What to work on:
Each line containing the word "якої" must be reported.

Data in this exercise:

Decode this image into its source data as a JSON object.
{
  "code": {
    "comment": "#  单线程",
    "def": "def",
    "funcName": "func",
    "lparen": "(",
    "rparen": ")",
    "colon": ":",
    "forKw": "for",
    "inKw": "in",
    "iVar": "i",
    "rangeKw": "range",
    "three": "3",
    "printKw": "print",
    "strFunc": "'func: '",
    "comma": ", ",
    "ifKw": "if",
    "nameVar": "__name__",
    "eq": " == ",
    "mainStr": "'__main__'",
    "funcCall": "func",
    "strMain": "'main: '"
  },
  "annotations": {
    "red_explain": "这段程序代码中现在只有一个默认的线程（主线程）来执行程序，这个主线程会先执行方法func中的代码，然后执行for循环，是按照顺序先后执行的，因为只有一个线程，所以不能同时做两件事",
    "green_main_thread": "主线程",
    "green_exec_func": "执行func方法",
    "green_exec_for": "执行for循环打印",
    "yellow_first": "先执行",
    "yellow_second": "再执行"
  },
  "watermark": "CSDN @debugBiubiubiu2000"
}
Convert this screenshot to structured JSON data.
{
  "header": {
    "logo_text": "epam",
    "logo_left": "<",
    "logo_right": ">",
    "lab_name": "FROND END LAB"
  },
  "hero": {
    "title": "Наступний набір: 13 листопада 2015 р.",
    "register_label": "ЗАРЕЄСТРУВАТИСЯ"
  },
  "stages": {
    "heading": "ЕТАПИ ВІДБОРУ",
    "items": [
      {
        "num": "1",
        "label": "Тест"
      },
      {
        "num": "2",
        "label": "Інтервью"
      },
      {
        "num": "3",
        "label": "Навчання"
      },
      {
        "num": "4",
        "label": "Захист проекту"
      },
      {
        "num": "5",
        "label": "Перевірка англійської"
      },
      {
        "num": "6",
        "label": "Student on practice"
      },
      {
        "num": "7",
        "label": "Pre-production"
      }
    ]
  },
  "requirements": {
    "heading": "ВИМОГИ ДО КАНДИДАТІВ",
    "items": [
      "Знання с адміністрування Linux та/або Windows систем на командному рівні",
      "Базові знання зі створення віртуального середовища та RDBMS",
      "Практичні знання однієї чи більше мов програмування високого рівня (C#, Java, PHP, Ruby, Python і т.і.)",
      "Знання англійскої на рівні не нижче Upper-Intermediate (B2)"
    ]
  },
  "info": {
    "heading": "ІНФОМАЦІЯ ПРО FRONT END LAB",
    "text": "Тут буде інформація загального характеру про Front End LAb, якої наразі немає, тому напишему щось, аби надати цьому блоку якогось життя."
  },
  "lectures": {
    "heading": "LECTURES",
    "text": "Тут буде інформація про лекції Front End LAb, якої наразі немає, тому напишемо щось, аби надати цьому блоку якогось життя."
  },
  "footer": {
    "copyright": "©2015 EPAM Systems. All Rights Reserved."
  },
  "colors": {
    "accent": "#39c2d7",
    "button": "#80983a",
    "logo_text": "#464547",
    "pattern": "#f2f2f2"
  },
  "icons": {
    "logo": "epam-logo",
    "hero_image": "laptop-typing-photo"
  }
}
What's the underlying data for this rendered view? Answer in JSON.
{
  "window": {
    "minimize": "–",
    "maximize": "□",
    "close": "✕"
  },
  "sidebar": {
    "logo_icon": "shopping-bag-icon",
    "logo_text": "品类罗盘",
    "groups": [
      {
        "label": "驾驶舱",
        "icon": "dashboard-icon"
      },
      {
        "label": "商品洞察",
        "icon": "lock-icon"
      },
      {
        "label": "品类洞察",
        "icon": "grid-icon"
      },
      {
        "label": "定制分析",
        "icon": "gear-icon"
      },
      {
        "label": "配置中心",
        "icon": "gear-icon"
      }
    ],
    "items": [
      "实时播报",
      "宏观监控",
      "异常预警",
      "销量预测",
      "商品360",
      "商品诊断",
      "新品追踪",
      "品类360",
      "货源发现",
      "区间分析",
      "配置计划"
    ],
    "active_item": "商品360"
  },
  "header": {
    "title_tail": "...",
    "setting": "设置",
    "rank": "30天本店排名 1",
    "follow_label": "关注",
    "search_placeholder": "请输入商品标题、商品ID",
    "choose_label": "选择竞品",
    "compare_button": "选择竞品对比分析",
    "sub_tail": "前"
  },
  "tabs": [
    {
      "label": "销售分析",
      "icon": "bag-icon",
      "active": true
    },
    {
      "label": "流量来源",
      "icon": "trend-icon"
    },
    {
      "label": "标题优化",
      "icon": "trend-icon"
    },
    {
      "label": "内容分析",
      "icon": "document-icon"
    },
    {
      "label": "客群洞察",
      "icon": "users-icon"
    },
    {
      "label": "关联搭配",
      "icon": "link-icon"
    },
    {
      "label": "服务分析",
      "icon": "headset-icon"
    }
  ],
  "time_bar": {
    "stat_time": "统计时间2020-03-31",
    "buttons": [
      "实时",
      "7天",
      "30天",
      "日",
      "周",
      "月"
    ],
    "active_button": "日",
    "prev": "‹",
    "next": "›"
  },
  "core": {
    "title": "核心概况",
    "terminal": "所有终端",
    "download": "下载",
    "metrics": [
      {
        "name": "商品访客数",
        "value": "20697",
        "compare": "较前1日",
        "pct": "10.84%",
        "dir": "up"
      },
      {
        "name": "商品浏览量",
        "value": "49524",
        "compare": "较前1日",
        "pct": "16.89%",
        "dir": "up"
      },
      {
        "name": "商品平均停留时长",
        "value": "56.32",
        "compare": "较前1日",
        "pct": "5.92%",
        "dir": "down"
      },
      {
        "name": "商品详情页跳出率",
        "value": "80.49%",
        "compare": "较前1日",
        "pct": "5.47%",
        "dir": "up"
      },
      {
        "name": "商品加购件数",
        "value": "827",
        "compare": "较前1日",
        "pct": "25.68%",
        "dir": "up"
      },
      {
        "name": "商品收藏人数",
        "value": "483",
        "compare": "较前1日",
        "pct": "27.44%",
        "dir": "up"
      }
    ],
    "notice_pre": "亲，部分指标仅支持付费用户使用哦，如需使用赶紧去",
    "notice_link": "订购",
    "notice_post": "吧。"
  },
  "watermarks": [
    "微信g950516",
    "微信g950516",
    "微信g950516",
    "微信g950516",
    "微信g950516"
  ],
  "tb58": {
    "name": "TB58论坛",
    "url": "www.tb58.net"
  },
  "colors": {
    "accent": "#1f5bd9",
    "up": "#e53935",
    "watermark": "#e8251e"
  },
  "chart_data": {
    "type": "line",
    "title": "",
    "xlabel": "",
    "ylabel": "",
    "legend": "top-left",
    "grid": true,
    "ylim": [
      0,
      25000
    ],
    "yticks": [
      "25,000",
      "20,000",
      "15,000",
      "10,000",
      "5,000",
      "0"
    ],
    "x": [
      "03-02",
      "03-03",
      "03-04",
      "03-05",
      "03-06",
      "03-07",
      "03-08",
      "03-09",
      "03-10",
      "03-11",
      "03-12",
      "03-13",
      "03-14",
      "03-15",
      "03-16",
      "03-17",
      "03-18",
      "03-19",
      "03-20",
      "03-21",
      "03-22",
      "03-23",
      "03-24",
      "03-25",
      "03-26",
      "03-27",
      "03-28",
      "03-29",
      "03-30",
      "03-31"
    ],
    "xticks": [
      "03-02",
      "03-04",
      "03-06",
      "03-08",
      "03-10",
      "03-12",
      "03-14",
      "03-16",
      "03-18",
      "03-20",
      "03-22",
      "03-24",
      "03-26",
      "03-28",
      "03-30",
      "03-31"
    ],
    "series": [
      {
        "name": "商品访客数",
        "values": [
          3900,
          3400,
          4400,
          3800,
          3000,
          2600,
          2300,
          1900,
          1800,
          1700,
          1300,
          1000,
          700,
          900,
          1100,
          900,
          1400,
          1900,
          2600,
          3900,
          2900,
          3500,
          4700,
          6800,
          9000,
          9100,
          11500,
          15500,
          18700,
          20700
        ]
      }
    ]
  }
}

Result of this task:
    "text": "Тут буде інформація загального характеру про Front End LAb, якої наразі немає, тому напишему щось, аби надати цьому блоку якогось життя."
    "text": "Тут буде інформація про лекції Front End LAb, якої наразі немає, тому напишемо щось, аби надати цьому блоку якогось життя."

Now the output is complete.